### [Work to do]
Output the records. Match them exactly.

Stored records:
◆ ◆ ◆ ◆

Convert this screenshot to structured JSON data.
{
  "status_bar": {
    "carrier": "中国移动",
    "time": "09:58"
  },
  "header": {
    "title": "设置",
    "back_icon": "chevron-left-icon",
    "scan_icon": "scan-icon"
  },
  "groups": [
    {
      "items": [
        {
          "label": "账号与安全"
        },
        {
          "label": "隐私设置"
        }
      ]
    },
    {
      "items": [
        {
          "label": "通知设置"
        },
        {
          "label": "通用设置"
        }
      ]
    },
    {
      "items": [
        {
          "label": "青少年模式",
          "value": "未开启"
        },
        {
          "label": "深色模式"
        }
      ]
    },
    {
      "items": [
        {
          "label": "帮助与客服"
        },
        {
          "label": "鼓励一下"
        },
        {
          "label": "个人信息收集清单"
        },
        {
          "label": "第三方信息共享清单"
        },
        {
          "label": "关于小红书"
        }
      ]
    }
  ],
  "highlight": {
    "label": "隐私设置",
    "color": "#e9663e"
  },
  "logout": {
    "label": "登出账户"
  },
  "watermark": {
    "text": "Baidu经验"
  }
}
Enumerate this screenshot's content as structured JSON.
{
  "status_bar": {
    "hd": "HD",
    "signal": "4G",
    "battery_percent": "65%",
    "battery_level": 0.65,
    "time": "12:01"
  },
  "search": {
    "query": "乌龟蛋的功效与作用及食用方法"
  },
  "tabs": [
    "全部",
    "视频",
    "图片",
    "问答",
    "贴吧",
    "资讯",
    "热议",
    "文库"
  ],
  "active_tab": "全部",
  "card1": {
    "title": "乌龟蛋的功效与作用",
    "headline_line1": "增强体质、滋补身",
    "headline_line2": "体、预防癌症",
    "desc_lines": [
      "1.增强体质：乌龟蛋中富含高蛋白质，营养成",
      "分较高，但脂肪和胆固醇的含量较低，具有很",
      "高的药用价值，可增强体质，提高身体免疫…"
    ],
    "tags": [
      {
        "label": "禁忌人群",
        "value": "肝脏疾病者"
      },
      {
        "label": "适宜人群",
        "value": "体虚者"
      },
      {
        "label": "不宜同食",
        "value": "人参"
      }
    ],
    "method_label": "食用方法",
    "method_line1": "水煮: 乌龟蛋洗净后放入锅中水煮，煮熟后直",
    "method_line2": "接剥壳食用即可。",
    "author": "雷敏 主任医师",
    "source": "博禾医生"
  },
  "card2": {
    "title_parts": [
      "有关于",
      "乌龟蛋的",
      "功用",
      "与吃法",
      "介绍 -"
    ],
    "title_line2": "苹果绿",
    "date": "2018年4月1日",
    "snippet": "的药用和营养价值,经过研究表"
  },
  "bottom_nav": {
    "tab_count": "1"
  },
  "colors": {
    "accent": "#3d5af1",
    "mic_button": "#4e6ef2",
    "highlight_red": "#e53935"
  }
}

◆ ◆ ◆ ◆

### [Task solution]
Convert this screenshot to structured JSON data.
{
  "status_bar": {
    "carrier": "中国移动",
    "time": "09:58"
  },
  "header": {
    "title": "设置",
    "back_icon": "chevron-left-icon",
    "scan_icon": "scan-icon"
  },
  "groups": [
    {
      "items": [
        {
          "label": "账号与安全"
        },
        {
          "label": "隐私设置"
        }
      ]
    },
    {
      "items": [
        {
          "label": "通知设置"
        },
        {
          "label": "通用设置"
        }
      ]
    },
    {
      "items": [
        {
          "label": "青少年模式",
          "value": "未开启"
        },
        {
          "label": "深色模式"
        }
      ]
    },
    {
      "items": [
        {
          "label": "帮助与客服"
        },
        {
          "label": "鼓励一下"
        },
        {
          "label": "个人信息收集清单"
        },
        {
          "label": "第三方信息共享清单"
        },
        {
          "label": "关于小红书"
        }
      ]
    }
  ],
  "highlight": {
    "label": "隐私设置",
    "color": "#e9663e"
  },
  "logout": {
    "label": "登出账户"
  },
  "watermark": {
    "text": "Baidu经验"
  }
}
Enumerate this screenshot's content as structured JSON.
{
  "status_bar": {
    "hd": "HD",
    "signal": "4G",
    "battery_percent": "65%",
    "battery_level": 0.65,
    "time": "12:01"
  },
  "search": {
    "query": "乌龟蛋的功效与作用及食用方法"
  },
  "tabs": [
    "全部",
    "视频",
    "图片",
    "问答",
    "贴吧",
    "资讯",
    "热议",
    "文库"
  ],
  "active_tab": "全部",
  "card1": {
    "title": "乌龟蛋的功效与作用",
    "headline_line1": "增强体质、滋补身",
    "headline_line2": "体、预防癌症",
    "desc_lines": [
      "1.增强体质：乌龟蛋中富含高蛋白质，营养成",
      "分较高，但脂肪和胆固醇的含量较低，具有很",
      "高的药用价值，可增强体质，提高身体免疫…"
    ],
    "tags": [
      {
        "label": "禁忌人群",
        "value": "肝脏疾病者"
      },
      {
        "label": "适宜人群",
        "value": "体虚者"
      },
      {
        "label": "不宜同食",
        "value": "人参"
      }
    ],
    "method_label": "食用方法",
    "method_line1": "水煮: 乌龟蛋洗净后放入锅中水煮，煮熟后直",
    "method_line2": "接剥壳食用即可。",
    "author": "雷敏 主任医师",
    "source": "博禾医生"
  },
  "card2": {
    "title_parts": [
      "有关于",
      "乌龟蛋的",
      "功用",
      "与吃法",
      "介绍 -"
    ],
    "title_line2": "苹果绿",
    "date": "2018年4月1日",
    "snippet": "的药用和营养价值,经过研究表"
  },
  "bottom_nav": {
    "tab_count": "1"
  },
  "colors": {
    "accent": "#3d5af1",
    "mic_button": "#4e6ef2",
    "highlight_red": "#e53935"
  }
}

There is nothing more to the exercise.